- [Instructions for the task]:
What is the number of lines that include the word "parts"? Provide only that figure.

<<<<

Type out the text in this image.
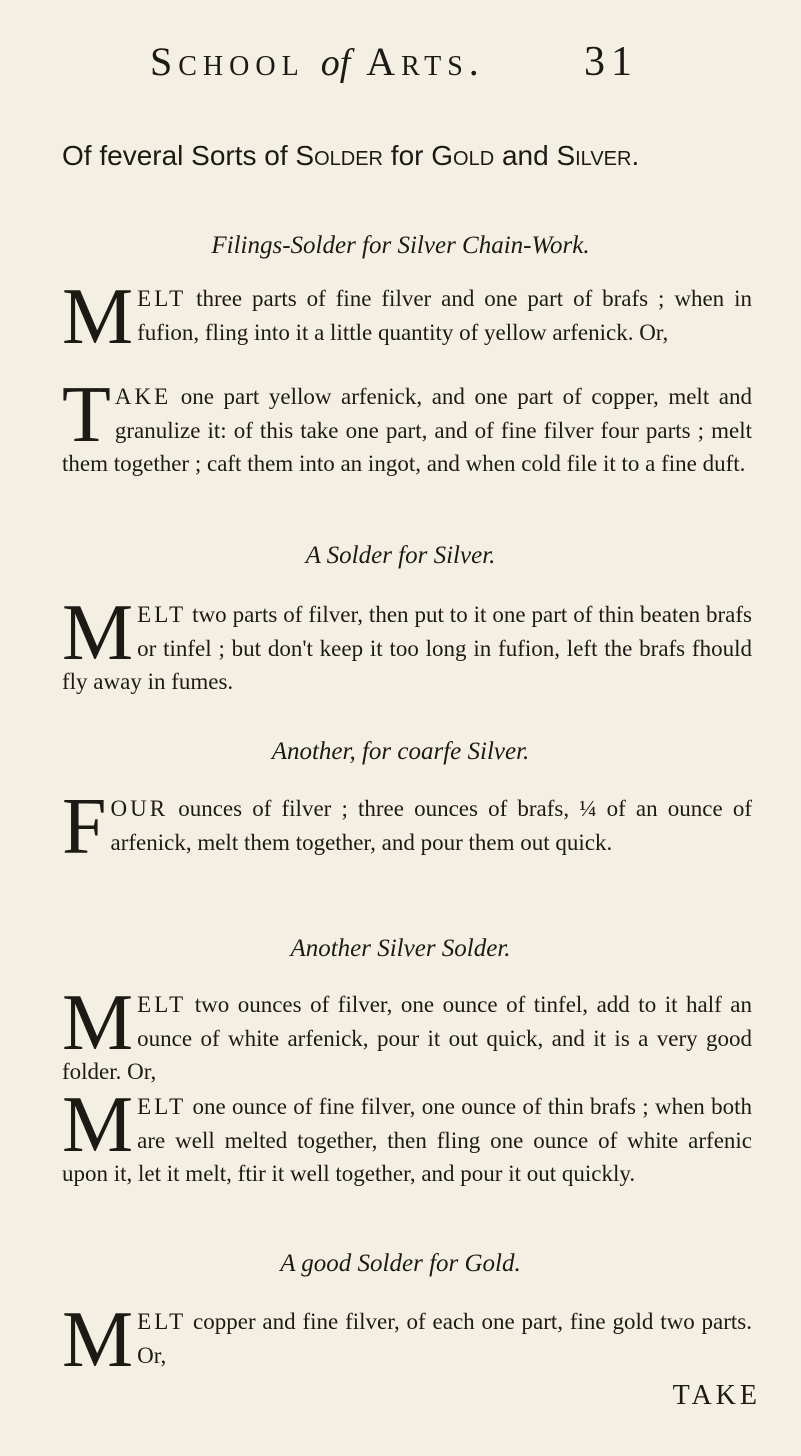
School of Arts. 31
Of feveral Sorts of Solder for Gold and Silver.
Filings-Solder for Silver Chain-Work.

MELT three parts of fine filver and one part of brafs ; when in fufion, fling into it a little quantity of yellow arfenick. Or,

TAKE one part yellow arfenick, and one part of copper, melt and granulize it: of this take one part, and of fine filver four parts ; melt them together ; caft them into an ingot, and when cold file it to a fine duft.

A Solder for Silver.

MELT two parts of filver, then put to it one part of thin beaten brafs or tinfel ; but don't keep it too long in fufion, left the brafs fhould fly away in fumes.

Another, for coarfe Silver.

FOUR ounces of filver ; three ounces of brafs, ¼ of an ounce of arfenick, melt them together, and pour them out quick.

Another Silver Solder.

MELT two ounces of filver, one ounce of tinfel, add to it half an ounce of white arfenick, pour it out quick, and it is a very good folder. Or,

MELT one ounce of fine filver, one ounce of thin brafs ; when both are well melted together, then fling one ounce of white arfenic upon it, let it melt, ftir it well together, and pour it out quickly.

A good Solder for Gold.

MELT copper and fine filver, of each one part, fine gold two parts. Or,

TAKE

>>>>

- [Output of the task]:
4